EXERCISE BRIEF: Every entry below should be repeated exactly; the pictures should not.

** start of DATA TO PROCESS **

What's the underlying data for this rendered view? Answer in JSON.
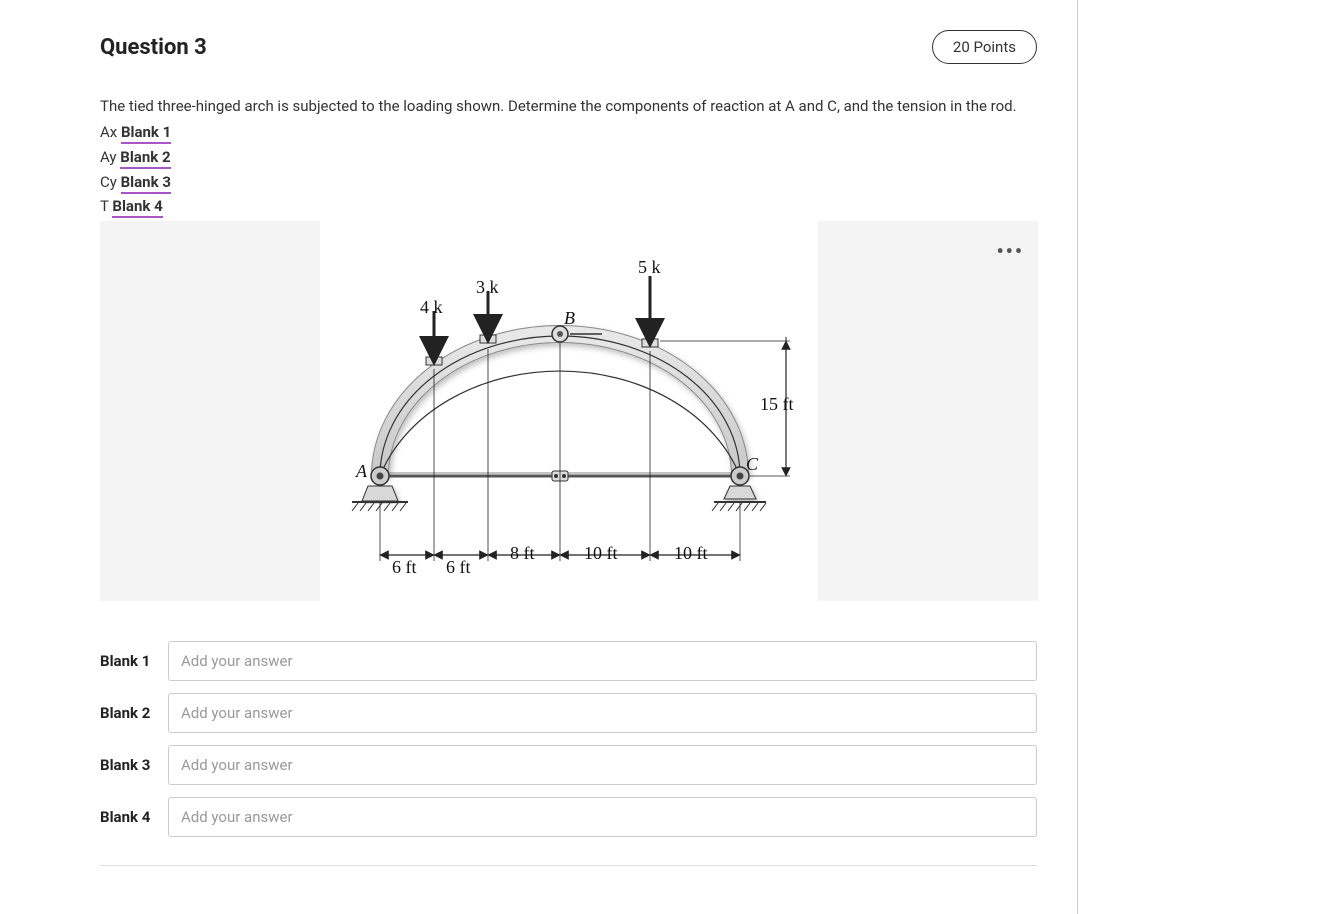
{
  "header": {
    "title": "Question 3",
    "points": "20 Points"
  },
  "prompt": "The tied three-hinged arch is subjected to the loading shown. Determine the components of reaction at A and C, and the tension in the rod.",
  "variables": {
    "ax_prefix": "Ax ",
    "ax_blank": "Blank 1",
    "ay_prefix": "Ay ",
    "ay_blank": "Blank 2",
    "cy_prefix": "Cy ",
    "cy_blank": "Blank 3",
    "t_prefix": "T ",
    "t_blank": "Blank 4"
  },
  "figure": {
    "loads": {
      "l1": "4 k",
      "l2": "3 k",
      "l3": "5 k"
    },
    "points": {
      "A": "A",
      "B": "B",
      "C": "C"
    },
    "dims": {
      "d1": "6 ft",
      "d2": "6 ft",
      "d3": "8 ft",
      "d4": "10 ft",
      "d5": "10 ft",
      "h": "15 ft"
    },
    "more": "•••"
  },
  "answers": [
    {
      "label": "Blank 1",
      "placeholder": "Add your answer"
    },
    {
      "label": "Blank 2",
      "placeholder": "Add your answer"
    },
    {
      "label": "Blank 3",
      "placeholder": "Add your answer"
    },
    {
      "label": "Blank 4",
      "placeholder": "Add your answer"
    }
  ]
}
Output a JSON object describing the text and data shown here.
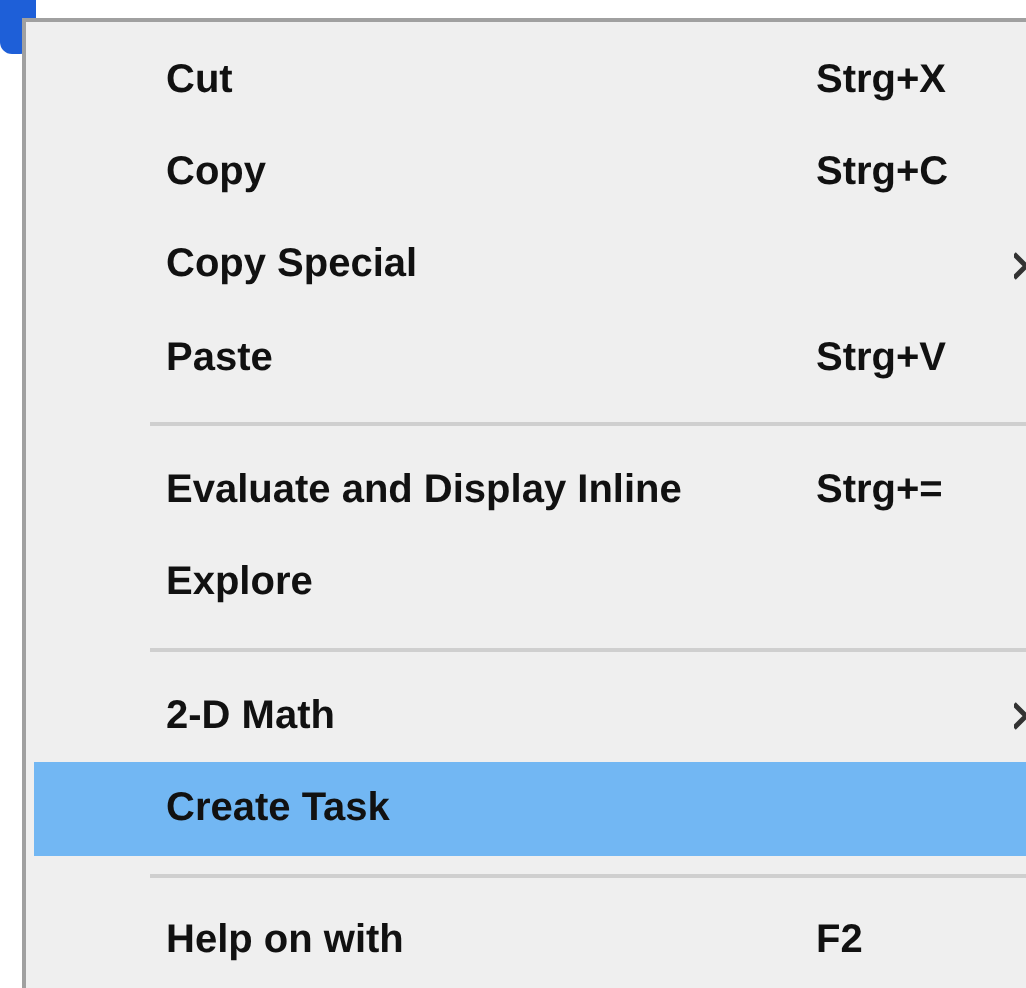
{
  "menu": {
    "items": [
      {
        "kind": "item",
        "label": "Cut",
        "shortcut": "Strg+X",
        "submenu": false,
        "selected": false
      },
      {
        "kind": "item",
        "label": "Copy",
        "shortcut": "Strg+C",
        "submenu": false,
        "selected": false
      },
      {
        "kind": "item",
        "label": "Copy Special",
        "submenu": true,
        "selected": false
      },
      {
        "kind": "item",
        "label": "Paste",
        "shortcut": "Strg+V",
        "submenu": false,
        "selected": false
      },
      {
        "kind": "separator"
      },
      {
        "kind": "item",
        "label": "Evaluate and Display Inline",
        "shortcut": "Strg+=",
        "submenu": false,
        "selected": false
      },
      {
        "kind": "item",
        "label": "Explore",
        "submenu": false,
        "selected": false
      },
      {
        "kind": "separator"
      },
      {
        "kind": "item",
        "label": "2-D Math",
        "submenu": true,
        "selected": false
      },
      {
        "kind": "item",
        "label": "Create Task",
        "submenu": false,
        "selected": true
      },
      {
        "kind": "separator"
      },
      {
        "kind": "item",
        "label": "Help on with",
        "shortcut": "F2",
        "submenu": false,
        "selected": false
      }
    ]
  }
}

** end of DATA TO PROCESS **

OUTPUT:
What's the underlying data for this rendered view? Answer in JSON.
{
  "header": {
    "title": "Question 3",
    "points": "20 Points"
  },
  "prompt": "The tied three-hinged arch is subjected to the loading shown. Determine the components of reaction at A and C, and the tension in the rod.",
  "variables": {
    "ax_prefix": "Ax ",
    "ax_blank": "Blank 1",
    "ay_prefix": "Ay ",
    "ay_blank": "Blank 2",
    "cy_prefix": "Cy ",
    "cy_blank": "Blank 3",
    "t_prefix": "T ",
    "t_blank": "Blank 4"
  },
  "figure": {
    "loads": {
      "l1": "4 k",
      "l2": "3 k",
      "l3": "5 k"
    },
    "points": {
      "A": "A",
      "B": "B",
      "C": "C"
    },
    "dims": {
      "d1": "6 ft",
      "d2": "6 ft",
      "d3": "8 ft",
      "d4": "10 ft",
      "d5": "10 ft",
      "h": "15 ft"
    },
    "more": "•••"
  },
  "answers": [
    {
      "label": "Blank 1",
      "placeholder": "Add your answer"
    },
    {
      "label": "Blank 2",
      "placeholder": "Add your answer"
    },
    {
      "label": "Blank 3",
      "placeholder": "Add your answer"
    },
    {
      "label": "Blank 4",
      "placeholder": "Add your answer"
    }
  ]
}
Output a JSON object describing the text and data shown here.
{
  "menu": {
    "items": [
      {
        "kind": "item",
        "label": "Cut",
        "shortcut": "Strg+X",
        "submenu": false,
        "selected": false
      },
      {
        "kind": "item",
        "label": "Copy",
        "shortcut": "Strg+C",
        "submenu": false,
        "selected": false
      },
      {
        "kind": "item",
        "label": "Copy Special",
        "submenu": true,
        "selected": false
      },
      {
        "kind": "item",
        "label": "Paste",
        "shortcut": "Strg+V",
        "submenu": false,
        "selected": false
      },
      {
        "kind": "separator"
      },
      {
        "kind": "item",
        "label": "Evaluate and Display Inline",
        "shortcut": "Strg+=",
        "submenu": false,
        "selected": false
      },
      {
        "kind": "item",
        "label": "Explore",
        "submenu": false,
        "selected": false
      },
      {
        "kind": "separator"
      },
      {
        "kind": "item",
        "label": "2-D Math",
        "submenu": true,
        "selected": false
      },
      {
        "kind": "item",
        "label": "Create Task",
        "submenu": false,
        "selected": true
      },
      {
        "kind": "separator"
      },
      {
        "kind": "item",
        "label": "Help on with",
        "shortcut": "F2",
        "submenu": false,
        "selected": false
      }
    ]
  }
}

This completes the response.